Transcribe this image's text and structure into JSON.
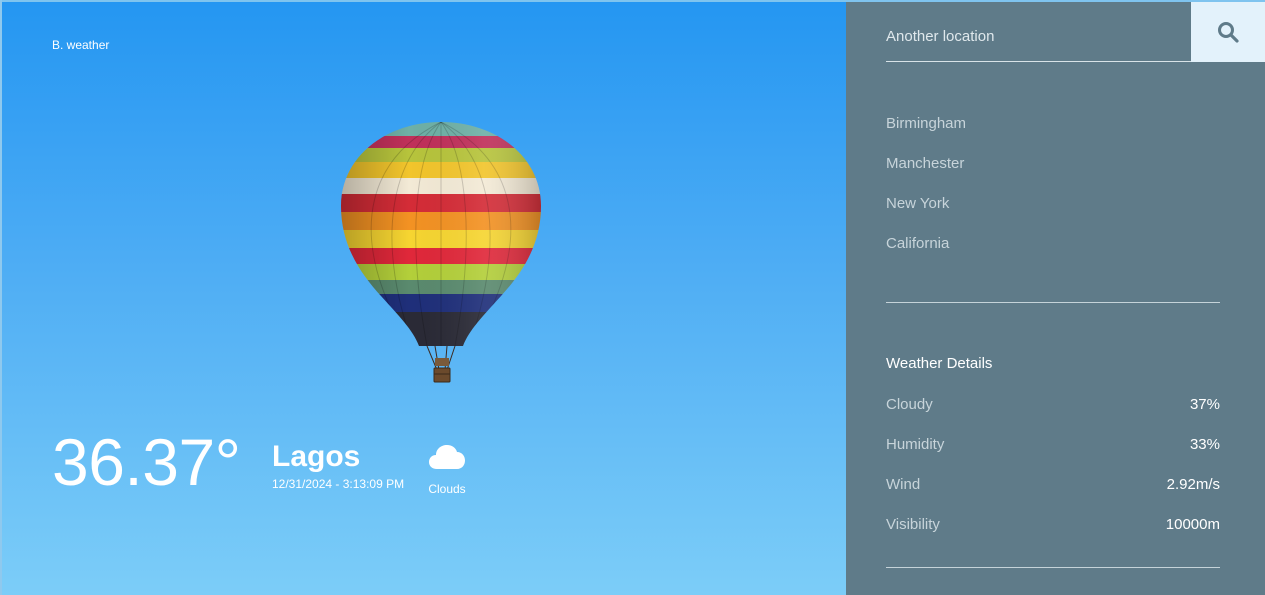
{
  "brand": "B. weather",
  "current": {
    "temperature": "36.37°",
    "city": "Lagos",
    "datetime": "12/31/2024 - 3:13:09 PM",
    "condition": "Clouds",
    "condition_icon": "cloud-icon"
  },
  "search": {
    "placeholder": "Another location",
    "icon": "search-icon"
  },
  "cities": [
    {
      "label": "Birmingham"
    },
    {
      "label": "Manchester"
    },
    {
      "label": "New York"
    },
    {
      "label": "California"
    }
  ],
  "details": {
    "title": "Weather Details",
    "rows": [
      {
        "label": "Cloudy",
        "value": "37%"
      },
      {
        "label": "Humidity",
        "value": "33%"
      },
      {
        "label": "Wind",
        "value": "2.92m/s"
      },
      {
        "label": "Visibility",
        "value": "10000m"
      }
    ]
  },
  "colors": {
    "sky_top": "#2496f2",
    "sky_bottom": "#7ccdf8",
    "sidebar_bg": "#5f7b89",
    "search_button_bg": "#e3f2fb",
    "search_icon": "#5f7b89"
  }
}
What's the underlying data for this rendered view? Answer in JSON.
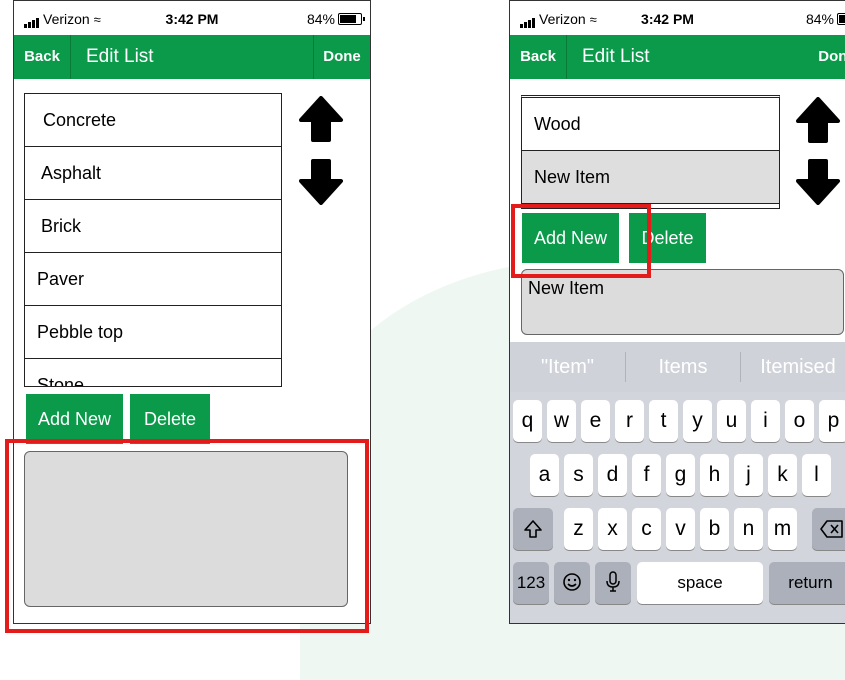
{
  "status_bar": {
    "carrier": "Verizon",
    "time": "3:42 PM",
    "battery": "84%"
  },
  "nav": {
    "back_label": "Back",
    "title": "Edit List",
    "done_label": "Done"
  },
  "left": {
    "list_items": [
      "Concrete",
      "Asphalt",
      "Brick",
      "Paver",
      "Pebble top",
      "Stone"
    ],
    "add_label": "Add New",
    "delete_label": "Delete",
    "text_value": ""
  },
  "right": {
    "list_items": [
      "Wood",
      "New Item"
    ],
    "selected_index": 1,
    "add_label": "Add New",
    "delete_label": "Delete",
    "text_value": "New Item"
  },
  "keyboard": {
    "suggestions": [
      "\"Item\"",
      "Items",
      "Itemised"
    ],
    "row1": [
      "q",
      "w",
      "e",
      "r",
      "t",
      "y",
      "u",
      "i",
      "o",
      "p"
    ],
    "row2": [
      "a",
      "s",
      "d",
      "f",
      "g",
      "h",
      "j",
      "k",
      "l"
    ],
    "row3": [
      "z",
      "x",
      "c",
      "v",
      "b",
      "n",
      "m"
    ],
    "numbers_label": "123",
    "space_label": "space",
    "return_label": "return"
  },
  "colors": {
    "nav_green": "#0b9a4a",
    "highlight_red": "#e31b1b",
    "keyboard_bg": "#d2d5db"
  }
}
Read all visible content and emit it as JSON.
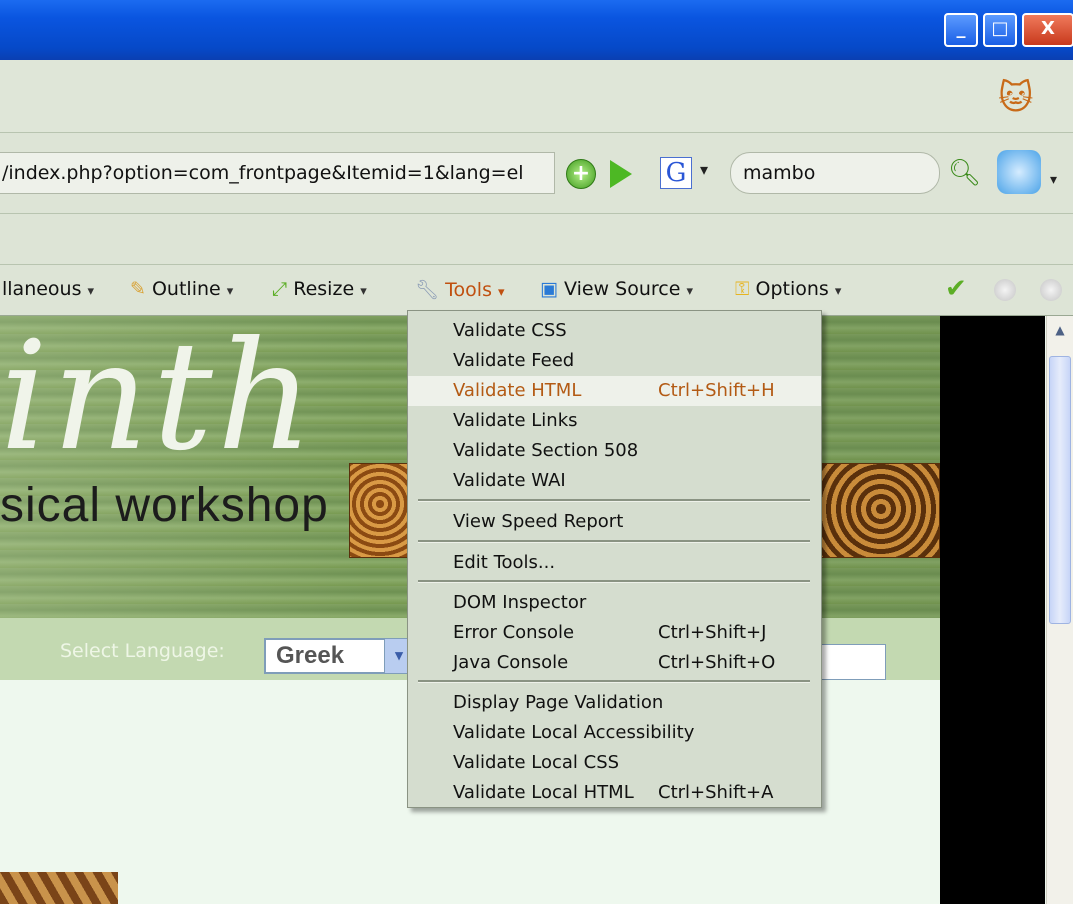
{
  "window": {
    "minimize_glyph": "_",
    "maximize_glyph": "□",
    "close_glyph": "X"
  },
  "navbar": {
    "url": "/index.php?option=com_frontpage&Itemid=1&lang=el",
    "plus_glyph": "+",
    "search_engine_glyph": "G",
    "search_value": "mambo",
    "dropdown_glyph": "▾"
  },
  "webdev_toolbar": {
    "miscellaneous": "llaneous",
    "outline": "Outline",
    "resize": "Resize",
    "tools": "Tools",
    "view_source": "View Source",
    "options": "Options",
    "arrow": "▾",
    "check_glyph": "✔"
  },
  "page": {
    "script_title": "inth",
    "subtitle": "sical   workshop",
    "select_language_label": "Select Language:",
    "language_value": "Greek",
    "select_arrow": "▾",
    "scroll_up_glyph": "▲"
  },
  "tools_menu": {
    "items": [
      {
        "label": "Validate CSS",
        "shortcut": ""
      },
      {
        "label": "Validate Feed",
        "shortcut": ""
      },
      {
        "label": "Validate HTML",
        "shortcut": "Ctrl+Shift+H"
      },
      {
        "label": "Validate Links",
        "shortcut": ""
      },
      {
        "label": "Validate Section 508",
        "shortcut": ""
      },
      {
        "label": "Validate WAI",
        "shortcut": ""
      },
      {
        "label": "View Speed Report",
        "shortcut": ""
      },
      {
        "label": "Edit Tools...",
        "shortcut": ""
      },
      {
        "label": "DOM Inspector",
        "shortcut": ""
      },
      {
        "label": "Error Console",
        "shortcut": "Ctrl+Shift+J"
      },
      {
        "label": "Java Console",
        "shortcut": "Ctrl+Shift+O"
      },
      {
        "label": "Display Page Validation",
        "shortcut": ""
      },
      {
        "label": "Validate Local Accessibility",
        "shortcut": ""
      },
      {
        "label": "Validate Local CSS",
        "shortcut": ""
      },
      {
        "label": "Validate Local HTML",
        "shortcut": "Ctrl+Shift+A"
      }
    ]
  }
}
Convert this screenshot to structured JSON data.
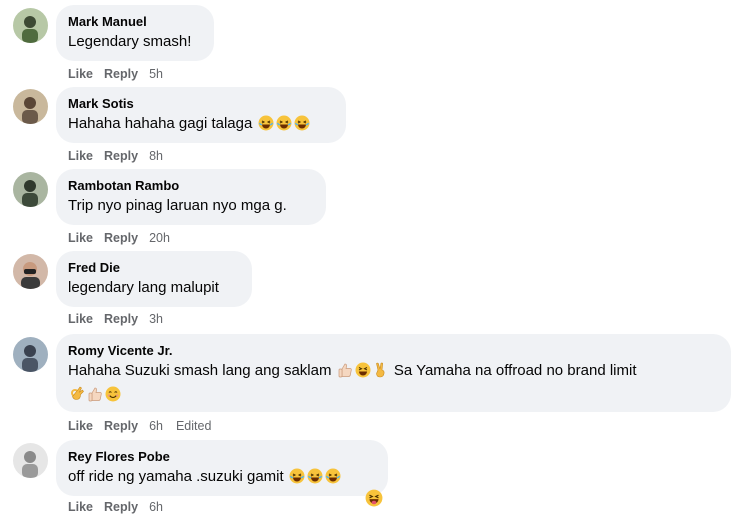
{
  "comments": [
    {
      "name": "Mark Manuel",
      "text": "Legendary smash!",
      "like": "Like",
      "reply": "Reply",
      "time": "5h",
      "avatar_color": "#5b7f4a"
    },
    {
      "name": "Mark Sotis",
      "text": "Hahaha hahaha gagi talaga",
      "like": "Like",
      "reply": "Reply",
      "time": "8h",
      "avatar_color": "#7a6b5a"
    },
    {
      "name": "Rambotan Rambo",
      "text": "Trip nyo pinag laruan nyo mga g.",
      "like": "Like",
      "reply": "Reply",
      "time": "20h",
      "avatar_color": "#4d5b4a"
    },
    {
      "name": "Fred Die",
      "text": "legendary lang malupit",
      "like": "Like",
      "reply": "Reply",
      "time": "3h",
      "avatar_color": "#8a5a4a"
    },
    {
      "name": "Romy Vicente Jr.",
      "text_a": "Hahaha Suzuki smash lang ang saklam",
      "text_b": "Sa Yamaha na offroad no brand limit",
      "like": "Like",
      "reply": "Reply",
      "time": "6h",
      "edited": "Edited",
      "avatar_color": "#4a5a6a"
    },
    {
      "name": "Rey Flores Pobe",
      "text": "off ride ng yamaha .suzuki gamit",
      "like": "Like",
      "reply": "Reply",
      "time": "6h",
      "avatar_color": "#9a9a9a"
    }
  ],
  "colors": {
    "bubble": "#f0f2f5",
    "meta_text": "#65676b",
    "emoji_yellow": "#f7c33b"
  },
  "icons": [
    "laughing-emoji",
    "grinning-squint-emoji",
    "thumbs-up-emoji",
    "victory-hand-emoji",
    "ok-hand-emoji",
    "smiling-emoji",
    "winking-tongue-emoji"
  ]
}
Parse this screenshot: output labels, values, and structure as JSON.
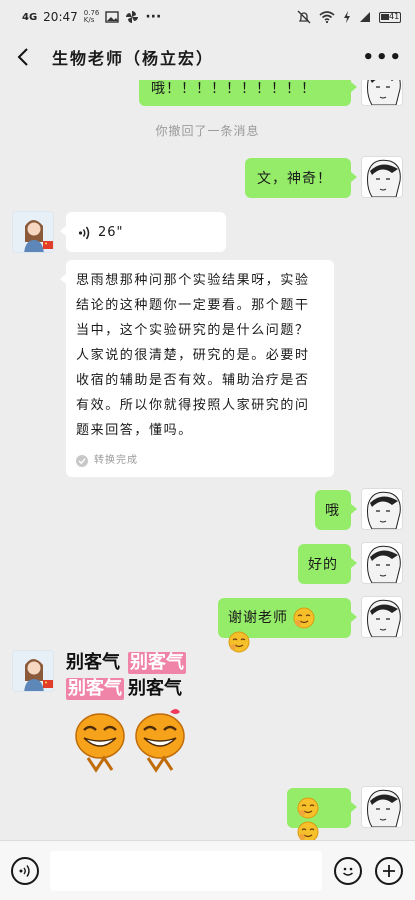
{
  "status_bar": {
    "network": "4G",
    "time": "20:47",
    "speed_top": "0.76",
    "speed_bottom": "K/s",
    "battery": "41"
  },
  "header": {
    "title": "生物老师（杨立宏）",
    "more": "•••"
  },
  "messages": {
    "m1_text": "哦！！！！！！！！！！",
    "recall_notice": "你撤回了一条消息",
    "m2_text": "文，神奇！",
    "voice_duration": "26\"",
    "transcript": "思雨想那种问那个实验结果呀，实验结论的这种题你一定要看。那个题干当中，这个实验研究的是什么问题？人家说的很清楚，研究的是。必要时收宿的辅助是否有效。辅助治疗是否有效。所以你就得按照人家研究的问题来回答，懂吗。",
    "transcribed_label": "转换完成",
    "m4_text": "哦",
    "m5_text": "好的",
    "m6_text": "谢谢老师",
    "sticker_word": "别客气"
  },
  "colors": {
    "sent_bubble": "#95ec69",
    "received_bubble": "#ffffff",
    "background": "#ededed",
    "sticker_pink": "#ef84a8",
    "emoji_yellow": "#f5c02a"
  },
  "icons": {
    "back": "chevron-left-icon",
    "more": "more-dots-icon",
    "voice_input": "voice-icon",
    "emoji_picker": "smiley-icon",
    "add": "plus-icon"
  }
}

● **Aim of the exercise**: Return each line from the material above exactly, but not the pictures.

● **Correct output**:
Transcribe this image's text and structure into JSON.
{
  "brand": "B. weather",
  "current": {
    "temperature": "36.37°",
    "city": "Lagos",
    "datetime": "12/31/2024 - 3:13:09 PM",
    "condition": "Clouds",
    "condition_icon": "cloud-icon"
  },
  "search": {
    "placeholder": "Another location",
    "icon": "search-icon"
  },
  "cities": [
    {
      "label": "Birmingham"
    },
    {
      "label": "Manchester"
    },
    {
      "label": "New York"
    },
    {
      "label": "California"
    }
  ],
  "details": {
    "title": "Weather Details",
    "rows": [
      {
        "label": "Cloudy",
        "value": "37%"
      },
      {
        "label": "Humidity",
        "value": "33%"
      },
      {
        "label": "Wind",
        "value": "2.92m/s"
      },
      {
        "label": "Visibility",
        "value": "10000m"
      }
    ]
  },
  "colors": {
    "sky_top": "#2496f2",
    "sky_bottom": "#7ccdf8",
    "sidebar_bg": "#5f7b89",
    "search_button_bg": "#e3f2fb",
    "search_icon": "#5f7b89"
  }
}
What's the underlying data for this rendered view? Answer in JSON.
{
  "status_bar": {
    "carrier": "Verizon",
    "time": "3:42 PM",
    "battery": "84%"
  },
  "nav": {
    "back_label": "Back",
    "title": "Edit List",
    "done_label": "Done"
  },
  "left": {
    "list_items": [
      "Concrete",
      "Asphalt",
      "Brick",
      "Paver",
      "Pebble top",
      "Stone"
    ],
    "add_label": "Add New",
    "delete_label": "Delete",
    "text_value": ""
  },
  "right": {
    "list_items": [
      "Wood",
      "New Item"
    ],
    "selected_index": 1,
    "add_label": "Add New",
    "delete_label": "Delete",
    "text_value": "New Item"
  },
  "keyboard": {
    "suggestions": [
      "\"Item\"",
      "Items",
      "Itemised"
    ],
    "row1": [
      "q",
      "w",
      "e",
      "r",
      "t",
      "y",
      "u",
      "i",
      "o",
      "p"
    ],
    "row2": [
      "a",
      "s",
      "d",
      "f",
      "g",
      "h",
      "j",
      "k",
      "l"
    ],
    "row3": [
      "z",
      "x",
      "c",
      "v",
      "b",
      "n",
      "m"
    ],
    "numbers_label": "123",
    "space_label": "space",
    "return_label": "return"
  },
  "colors": {
    "nav_green": "#0b9a4a",
    "highlight_red": "#e31b1b",
    "keyboard_bg": "#d2d5db"
  }
}
Read all visible content and emit it as JSON.
{
  "window": {
    "minimize_glyph": "_",
    "maximize_glyph": "□",
    "close_glyph": "X"
  },
  "navbar": {
    "url": "/index.php?option=com_frontpage&Itemid=1&lang=el",
    "plus_glyph": "+",
    "search_engine_glyph": "G",
    "search_value": "mambo",
    "dropdown_glyph": "▾"
  },
  "webdev_toolbar": {
    "miscellaneous": "llaneous",
    "outline": "Outline",
    "resize": "Resize",
    "tools": "Tools",
    "view_source": "View Source",
    "options": "Options",
    "arrow": "▾",
    "check_glyph": "✔"
  },
  "page": {
    "script_title": "inth",
    "subtitle": "sical   workshop",
    "select_language_label": "Select Language:",
    "language_value": "Greek",
    "select_arrow": "▾",
    "scroll_up_glyph": "▲"
  },
  "tools_menu": {
    "items": [
      {
        "label": "Validate CSS",
        "shortcut": ""
      },
      {
        "label": "Validate Feed",
        "shortcut": ""
      },
      {
        "label": "Validate HTML",
        "shortcut": "Ctrl+Shift+H"
      },
      {
        "label": "Validate Links",
        "shortcut": ""
      },
      {
        "label": "Validate Section 508",
        "shortcut": ""
      },
      {
        "label": "Validate WAI",
        "shortcut": ""
      },
      {
        "label": "View Speed Report",
        "shortcut": ""
      },
      {
        "label": "Edit Tools...",
        "shortcut": ""
      },
      {
        "label": "DOM Inspector",
        "shortcut": ""
      },
      {
        "label": "Error Console",
        "shortcut": "Ctrl+Shift+J"
      },
      {
        "label": "Java Console",
        "shortcut": "Ctrl+Shift+O"
      },
      {
        "label": "Display Page Validation",
        "shortcut": ""
      },
      {
        "label": "Validate Local Accessibility",
        "shortcut": ""
      },
      {
        "label": "Validate Local CSS",
        "shortcut": ""
      },
      {
        "label": "Validate Local HTML",
        "shortcut": "Ctrl+Shift+A"
      }
    ]
  }
}
Convert this screenshot to structured JSON data.
{
  "comments": [
    {
      "name": "Mark Manuel",
      "text": "Legendary smash!",
      "like": "Like",
      "reply": "Reply",
      "time": "5h",
      "avatar_color": "#5b7f4a"
    },
    {
      "name": "Mark Sotis",
      "text": "Hahaha hahaha gagi talaga",
      "like": "Like",
      "reply": "Reply",
      "time": "8h",
      "avatar_color": "#7a6b5a"
    },
    {
      "name": "Rambotan Rambo",
      "text": "Trip nyo pinag laruan nyo mga g.",
      "like": "Like",
      "reply": "Reply",
      "time": "20h",
      "avatar_color": "#4d5b4a"
    },
    {
      "name": "Fred Die",
      "text": "legendary lang malupit",
      "like": "Like",
      "reply": "Reply",
      "time": "3h",
      "avatar_color": "#8a5a4a"
    },
    {
      "name": "Romy Vicente Jr.",
      "text_a": "Hahaha Suzuki smash lang ang saklam",
      "text_b": "Sa Yamaha na offroad no brand limit",
      "like": "Like",
      "reply": "Reply",
      "time": "6h",
      "edited": "Edited",
      "avatar_color": "#4a5a6a"
    },
    {
      "name": "Rey Flores Pobe",
      "text": "off ride ng yamaha .suzuki gamit",
      "like": "Like",
      "reply": "Reply",
      "time": "6h",
      "avatar_color": "#9a9a9a"
    }
  ],
  "colors": {
    "bubble": "#f0f2f5",
    "meta_text": "#65676b",
    "emoji_yellow": "#f7c33b"
  },
  "icons": [
    "laughing-emoji",
    "grinning-squint-emoji",
    "thumbs-up-emoji",
    "victory-hand-emoji",
    "ok-hand-emoji",
    "smiling-emoji",
    "winking-tongue-emoji"
  ]
}
Parse this screenshot: output labels, values, and structure as JSON.
{
  "status_bar": {
    "network": "4G",
    "time": "20:47",
    "speed_top": "0.76",
    "speed_bottom": "K/s",
    "battery": "41"
  },
  "header": {
    "title": "生物老师（杨立宏）",
    "more": "•••"
  },
  "messages": {
    "m1_text": "哦！！！！！！！！！！",
    "recall_notice": "你撤回了一条消息",
    "m2_text": "文，神奇！",
    "voice_duration": "26\"",
    "transcript": "思雨想那种问那个实验结果呀，实验结论的这种题你一定要看。那个题干当中，这个实验研究的是什么问题？人家说的很清楚，研究的是。必要时收宿的辅助是否有效。辅助治疗是否有效。所以你就得按照人家研究的问题来回答，懂吗。",
    "transcribed_label": "转换完成",
    "m4_text": "哦",
    "m5_text": "好的",
    "m6_text": "谢谢老师",
    "sticker_word": "别客气"
  },
  "colors": {
    "sent_bubble": "#95ec69",
    "received_bubble": "#ffffff",
    "background": "#ededed",
    "sticker_pink": "#ef84a8",
    "emoji_yellow": "#f5c02a"
  },
  "icons": {
    "back": "chevron-left-icon",
    "more": "more-dots-icon",
    "voice_input": "voice-icon",
    "emoji_picker": "smiley-icon",
    "add": "plus-icon"
  }
}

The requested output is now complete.